TEXT PASSAGE:
○ ○ ○ ○ ○ ○ ○
I then watched the drama, Serpico, a narrative film depicting the life of one, Franics "Paco" Serpico -- protrayed by the then young, Al Pacino before he started screaming in every fuckin' role as he began to age.. I still like him, though and am looking forward in watching him in the upcoming Martin Scorsese film, The Irishman, co-starring with Robert De Niro (who I hope will stop playing a caricature of himself with the stupid facial expressions i.e, the the smirks, the twisted mouth; Harvey Keitel (still a a decent actor); and Joe Pesci. The film is about the alleged killer of Jimmy Hoffa.

Back to Serpico, who wanted to be a good cop, bust the right people and serve and protect the community -- what the police should be doing and have taken an oath to do so. (But we all know that the police and the armed forces protect and serve the interests of the 1%: the Coroporate Syndicate, the Banks, the architects of war, etc.)
○ ○ ○ ○ ○ ○ ○
DIRECTIVE:
In the film commentary above, render "The film is about the alleged killer of Jimmy Hoffa." into Spanish.
○ ○ ○ ○ ○ ○ ○
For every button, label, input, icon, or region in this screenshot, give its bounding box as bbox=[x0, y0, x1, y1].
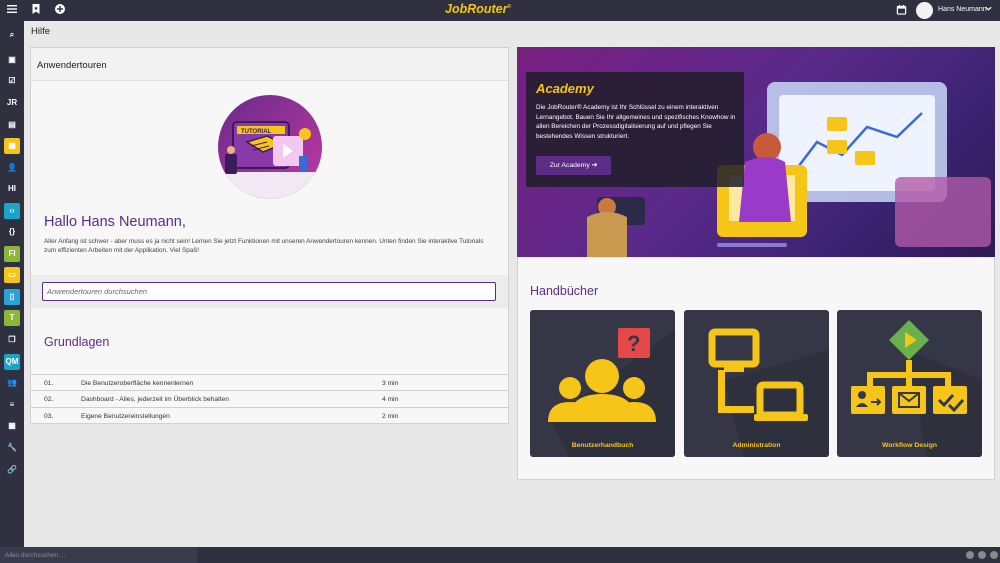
svg-text:?: ? bbox=[627, 331, 640, 356]
archive-icon[interactable]: ▦ bbox=[4, 138, 20, 154]
manual-tile-label: Workflow Design bbox=[881, 442, 937, 449]
search-icon[interactable]: ⌕ bbox=[4, 27, 20, 43]
top-bar: JobRouter® Hans Neumann bbox=[0, 0, 1000, 21]
status-dot[interactable] bbox=[978, 551, 986, 559]
tour-duration: 4 min bbox=[382, 396, 399, 403]
bottom-bar bbox=[0, 547, 1000, 563]
avatar[interactable] bbox=[916, 2, 933, 19]
hi-icon[interactable]: HI bbox=[4, 181, 20, 197]
tour-number: 03. bbox=[44, 413, 54, 420]
link-icon[interactable]: 🔗 bbox=[4, 462, 20, 478]
workflow-icon bbox=[851, 320, 982, 457]
manual-tile-label: Administration bbox=[732, 442, 781, 449]
tour-row[interactable]: 02. Dashboard - Alles, jederzeit im Über… bbox=[31, 391, 508, 408]
tours-panel-title: Anwendertouren bbox=[37, 60, 107, 71]
user-name[interactable]: Hans Neumann bbox=[938, 6, 987, 13]
tour-number: 02. bbox=[44, 396, 54, 403]
copy-icon[interactable]: ❐ bbox=[4, 332, 20, 348]
tours-panel-header: Anwendertouren bbox=[31, 48, 508, 81]
section-title: Grundlagen bbox=[44, 335, 110, 349]
table-icon[interactable]: ▦ bbox=[4, 418, 20, 434]
document-icon[interactable]: ▤ bbox=[4, 117, 20, 133]
academy-button[interactable]: Zur Academy ➔ bbox=[536, 156, 611, 175]
group-icon[interactable]: 👥 bbox=[4, 375, 20, 391]
academy-card: Academy Die JobRouter® Academy ist Ihr S… bbox=[526, 72, 744, 187]
braces-icon[interactable]: {} bbox=[4, 224, 20, 240]
status-dot[interactable] bbox=[990, 551, 998, 559]
chevron-down-icon[interactable] bbox=[984, 4, 993, 15]
qm-icon[interactable]: QM bbox=[4, 354, 20, 370]
global-search-input[interactable] bbox=[0, 547, 197, 563]
calendar-icon[interactable] bbox=[893, 3, 909, 19]
tour-title[interactable]: Eigene Benutzereinstellungen bbox=[81, 413, 170, 420]
greeting: Hallo Hans Neumann, bbox=[44, 214, 186, 230]
tour-title[interactable]: Dashboard - Alles, jederzeit im Überblic… bbox=[81, 396, 229, 403]
tutorial-illustration: TUTORIAL bbox=[217, 94, 323, 200]
inbox-icon[interactable]: ▣ bbox=[4, 52, 20, 68]
fi-icon[interactable]: FI bbox=[4, 246, 20, 262]
tour-search-input[interactable] bbox=[42, 282, 496, 301]
wrench-icon[interactable]: 🔧 bbox=[4, 440, 20, 456]
checkbox-icon[interactable]: ☑ bbox=[4, 73, 20, 89]
manuals-panel: Handbücher ? Benutzerhandbuch Administra… bbox=[517, 258, 995, 480]
manual-tile-user[interactable]: ? Benutzerhandbuch bbox=[530, 310, 675, 457]
users-icon[interactable]: 👤 bbox=[4, 160, 20, 176]
sidebar: ⌕ ▣ ☑ JR ▤ ▦ 👤 HI ‹› {} FI ▭ ▯ T ❐ QM 👥 ≡ ▦ 🔧 🔗 bbox=[0, 21, 24, 547]
status-dot[interactable] bbox=[966, 551, 974, 559]
t-icon[interactable]: T bbox=[4, 310, 20, 326]
network-admin-icon bbox=[708, 328, 829, 457]
svg-text:TUTORIAL: TUTORIAL bbox=[241, 129, 272, 135]
tour-number: 01. bbox=[44, 380, 54, 387]
tour-duration: 3 min bbox=[382, 380, 399, 387]
tour-row[interactable]: 01. Die Benutzeroberfläche kennenlernen … bbox=[31, 374, 508, 391]
manual-tile-workflow[interactable]: Workflow Design bbox=[837, 310, 982, 457]
code-icon[interactable]: ‹› bbox=[4, 203, 20, 219]
bookmark-icon[interactable] bbox=[28, 3, 44, 19]
page-title: Hilfe bbox=[31, 26, 51, 37]
tour-title[interactable]: Die Benutzeroberfläche kennenlernen bbox=[81, 380, 193, 387]
form-icon[interactable]: ▭ bbox=[4, 267, 20, 283]
academy-text: Die JobRouter® Academy ist Ihr Schlüssel… bbox=[536, 104, 736, 140]
tour-duration: 2 min bbox=[382, 413, 399, 420]
academy-banner: Academy Die JobRouter® Academy ist Ihr S… bbox=[517, 47, 995, 257]
manuals-title: Handbücher bbox=[530, 284, 599, 298]
intro-text: Aller Anfang ist schwer - aber muss es j… bbox=[44, 238, 484, 254]
manual-tile-label: Benutzerhandbuch bbox=[571, 442, 634, 449]
academy-title: Academy bbox=[536, 81, 594, 96]
tour-row[interactable]: 03. Eigene Benutzereinstellungen 2 min bbox=[31, 408, 508, 425]
jr-icon[interactable]: JR bbox=[4, 95, 20, 111]
tours-panel: Anwendertouren TUTORIAL Hallo Hans Neuma… bbox=[30, 47, 509, 424]
users-question-icon: ? bbox=[548, 328, 675, 457]
book-icon[interactable]: ▯ bbox=[4, 289, 20, 305]
manual-tile-admin[interactable]: Administration bbox=[684, 310, 829, 457]
hamburger-icon[interactable] bbox=[4, 3, 20, 19]
list-icon[interactable]: ≡ bbox=[4, 397, 20, 413]
plus-circle-icon[interactable] bbox=[52, 3, 68, 19]
app-logo[interactable]: JobRouter® bbox=[445, 2, 511, 16]
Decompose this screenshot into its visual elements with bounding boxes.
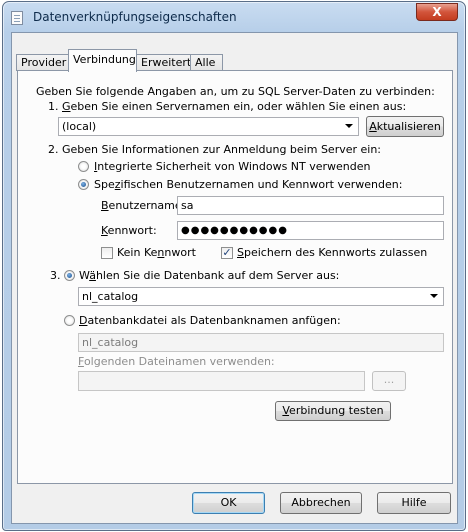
radio-specific-label: Spezifischen Benutzernamen und Kennwort … [94,178,403,191]
browse-button[interactable]: ... [372,371,406,391]
tab-erweitert[interactable]: Erweitert [136,54,191,71]
server-combobox[interactable]: (local) [58,117,359,136]
chevron-down-icon[interactable] [430,294,438,298]
filename-input[interactable] [78,371,365,391]
cancel-button[interactable]: Abbrechen [280,492,362,514]
no-password-checkbox[interactable] [101,247,113,259]
radio-attach-file-label: Datenbankdatei als Datenbanknamen anfüge… [79,314,341,327]
username-label: Benutzername: [101,199,186,212]
database-combobox[interactable]: nl_catalog [78,287,444,306]
tab-provider[interactable]: Provider [16,54,69,71]
intro-text: Geben Sie folgende Angaben an, um zu SQL… [36,85,435,98]
ok-button[interactable]: OK [192,492,265,514]
password-label: Kennwort: [101,224,157,237]
save-password-checkbox[interactable]: ✓ [221,247,233,259]
radio-select-database-label: Wählen Sie die Datenbank auf dem Server … [79,269,340,282]
radio-integrated-security[interactable] [78,161,89,172]
step1-label: 1. Geben Sie einen Servernamen ein, oder… [48,100,407,113]
help-button[interactable]: Hilfe [377,492,451,514]
save-password-label: Speichern des Kennworts zulassen [237,246,428,259]
database-value: nl_catalog [82,290,139,303]
tab-alle[interactable]: Alle [190,54,223,71]
server-value: (local) [62,120,97,133]
title-bar[interactable]: Datenverknüpfungseigenschaften X [3,2,465,32]
step3-number: 3. [50,269,61,282]
document-icon [11,11,23,25]
dialog-window: Datenverknüpfungseigenschaften X Provide… [2,1,466,531]
radio-attach-file[interactable] [64,315,75,326]
no-password-label: Kein Kennwort [117,246,196,259]
file-database-input[interactable]: nl_catalog [78,333,444,352]
close-button[interactable]: X [416,3,458,21]
radio-integrated-label: Integrierte Sicherheit von Windows NT ve… [94,160,371,173]
radio-specific-user[interactable] [78,179,89,190]
password-input[interactable]: ●●●●●●●●●●● [177,221,444,240]
test-connection-button[interactable]: Verbindung testen [275,401,391,421]
username-input[interactable]: sa [177,196,444,215]
refresh-button[interactable]: Aktualisieren [366,116,444,137]
tab-panel-verbindung: Geben Sie folgende Angaben an, um zu SQL… [17,70,453,484]
step2-label: 2. Geben Sie Informationen zur Anmeldung… [48,143,382,156]
tab-strip: Provider Verbindung Erweitert Alle [12,49,457,72]
window-title: Datenverknüpfungseigenschaften [33,10,237,24]
radio-select-database[interactable] [64,270,75,281]
filename-label: Folgenden Dateinamen verwenden: [78,355,275,368]
chevron-down-icon[interactable] [345,124,353,128]
tab-verbindung[interactable]: Verbindung [68,49,137,72]
dialog-client: Provider Verbindung Erweitert Alle Geben… [11,32,458,524]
○ ○ ○ ○ ○ ○ ○
WRITTEN SOLUTION:
La película trata sobre el presunto asesino de Jimmy Hoffa.